Write the data below out exactly as it stands. Do not include the pictures.

THE DATA
** BEGIN **
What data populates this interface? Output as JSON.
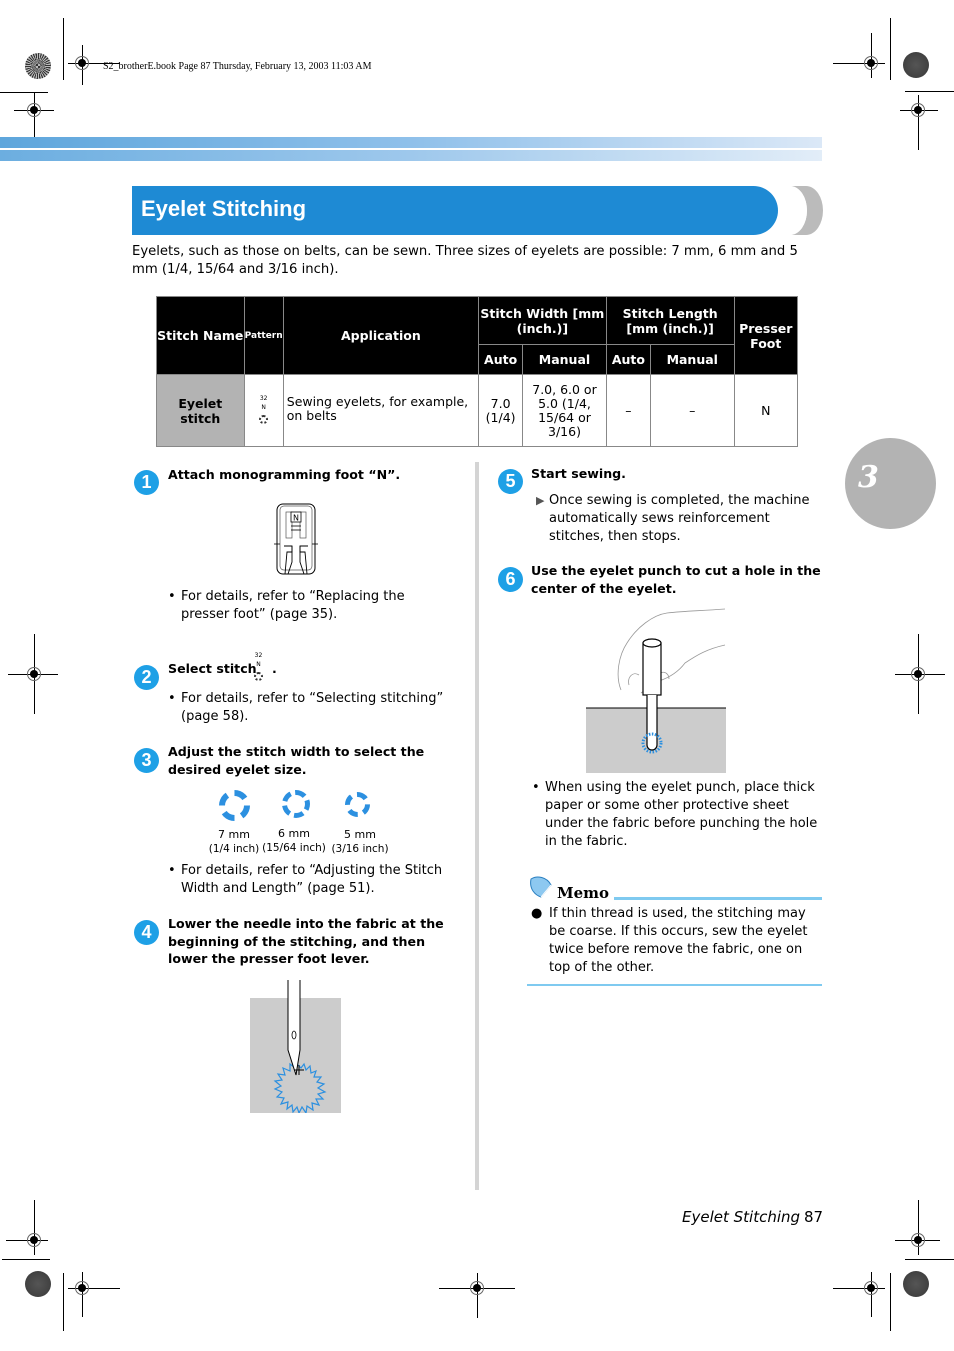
{
  "print_meta": "S2_brotherE.book  Page 87  Thursday, February 13, 2003  11:03 AM",
  "section_title": "Eyelet Stitching",
  "intro": "Eyelets, such as those on belts, can be sewn. Three sizes of eyelets are possible: 7 mm, 6 mm and 5 mm (1/4, 15/64 and 3/16 inch).",
  "table": {
    "headers": {
      "stitch_name": "Stitch Name",
      "pattern": "Pattern",
      "application": "Application",
      "stitch_width": "Stitch Width [mm (inch.)]",
      "stitch_length": "Stitch Length [mm (inch.)]",
      "presser_foot": "Presser Foot",
      "auto": "Auto",
      "manual": "Manual"
    },
    "rows": [
      {
        "stitch_name": "Eyelet stitch",
        "pattern_number": "32",
        "pattern_letter": "N",
        "application": "Sewing eyelets, for example, on belts",
        "width_auto": "7.0 (1/4)",
        "width_manual": "7.0, 6.0 or 5.0 (1/4, 15/64 or 3/16)",
        "length_auto": "–",
        "length_manual": "–",
        "presser_foot": "N"
      }
    ]
  },
  "steps": [
    {
      "num": "1",
      "title": "Attach monogramming foot “N”.",
      "foot_label": "N",
      "note": "For details, refer to “Replacing the presser foot” (page 35)."
    },
    {
      "num": "2",
      "title": "Select stitch",
      "pattern_number": "32",
      "pattern_letter": "N",
      "note": "For details, refer to “Selecting stitching” (page 58)."
    },
    {
      "num": "3",
      "title": "Adjust the stitch width to select the desired eyelet size.",
      "sizes": [
        {
          "mm": "7 mm",
          "inch": "(1/4 inch)"
        },
        {
          "mm": "6 mm",
          "inch": "(15/64 inch)"
        },
        {
          "mm": "5 mm",
          "inch": "(3/16 inch)"
        }
      ],
      "note": "For details, refer to “Adjusting the Stitch Width and Length” (page 51)."
    },
    {
      "num": "4",
      "title": "Lower the needle into the fabric at the beginning of the stitching, and then lower the presser foot lever."
    },
    {
      "num": "5",
      "title": "Start sewing.",
      "result": "Once sewing is completed, the machine automatically sews reinforcement stitches, then stops."
    },
    {
      "num": "6",
      "title": "Use the eyelet punch to cut a hole in the center of the eyelet.",
      "note": "When using the eyelet punch, place thick paper or some other protective sheet under the fabric before punching the hole in the fabric."
    }
  ],
  "memo": {
    "title": "Memo",
    "text": "If thin thread is used, the stitching may be coarse. If this occurs, sew the eyelet twice before remove the fabric, one on top of the other."
  },
  "chapter_number": "3",
  "footer": {
    "section": "Eyelet Stitching",
    "page": "87"
  },
  "colors": {
    "accent_blue": "#1e8ad4",
    "step_blue": "#1ea0e6",
    "chapter_gray": "#b3b3b3"
  }
}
** END **
EXPECTED ANSWER
What data populates this interface? Output as JSON.
{
  "print_meta": "S2_brotherE.book  Page 87  Thursday, February 13, 2003  11:03 AM",
  "section_title": "Eyelet Stitching",
  "intro": "Eyelets, such as those on belts, can be sewn. Three sizes of eyelets are possible: 7 mm, 6 mm and 5 mm (1/4, 15/64 and 3/16 inch).",
  "table": {
    "headers": {
      "stitch_name": "Stitch Name",
      "pattern": "Pattern",
      "application": "Application",
      "stitch_width": "Stitch Width [mm (inch.)]",
      "stitch_length": "Stitch Length [mm (inch.)]",
      "presser_foot": "Presser Foot",
      "auto": "Auto",
      "manual": "Manual"
    },
    "rows": [
      {
        "stitch_name": "Eyelet stitch",
        "pattern_number": "32",
        "pattern_letter": "N",
        "application": "Sewing eyelets, for example, on belts",
        "width_auto": "7.0 (1/4)",
        "width_manual": "7.0, 6.0 or 5.0 (1/4, 15/64 or 3/16)",
        "length_auto": "–",
        "length_manual": "–",
        "presser_foot": "N"
      }
    ]
  },
  "steps": [
    {
      "num": "1",
      "title": "Attach monogramming foot “N”.",
      "foot_label": "N",
      "note": "For details, refer to “Replacing the presser foot” (page 35)."
    },
    {
      "num": "2",
      "title": "Select stitch",
      "pattern_number": "32",
      "pattern_letter": "N",
      "note": "For details, refer to “Selecting stitching” (page 58)."
    },
    {
      "num": "3",
      "title": "Adjust the stitch width to select the desired eyelet size.",
      "sizes": [
        {
          "mm": "7 mm",
          "inch": "(1/4 inch)"
        },
        {
          "mm": "6 mm",
          "inch": "(15/64 inch)"
        },
        {
          "mm": "5 mm",
          "inch": "(3/16 inch)"
        }
      ],
      "note": "For details, refer to “Adjusting the Stitch Width and Length” (page 51)."
    },
    {
      "num": "4",
      "title": "Lower the needle into the fabric at the beginning of the stitching, and then lower the presser foot lever."
    },
    {
      "num": "5",
      "title": "Start sewing.",
      "result": "Once sewing is completed, the machine automatically sews reinforcement stitches, then stops."
    },
    {
      "num": "6",
      "title": "Use the eyelet punch to cut a hole in the center of the eyelet.",
      "note": "When using the eyelet punch, place thick paper or some other protective sheet under the fabric before punching the hole in the fabric."
    }
  ],
  "memo": {
    "title": "Memo",
    "text": "If thin thread is used, the stitching may be coarse. If this occurs, sew the eyelet twice before remove the fabric, one on top of the other."
  },
  "chapter_number": "3",
  "footer": {
    "section": "Eyelet Stitching",
    "page": "87"
  },
  "colors": {
    "accent_blue": "#1e8ad4",
    "step_blue": "#1ea0e6",
    "chapter_gray": "#b3b3b3"
  }
}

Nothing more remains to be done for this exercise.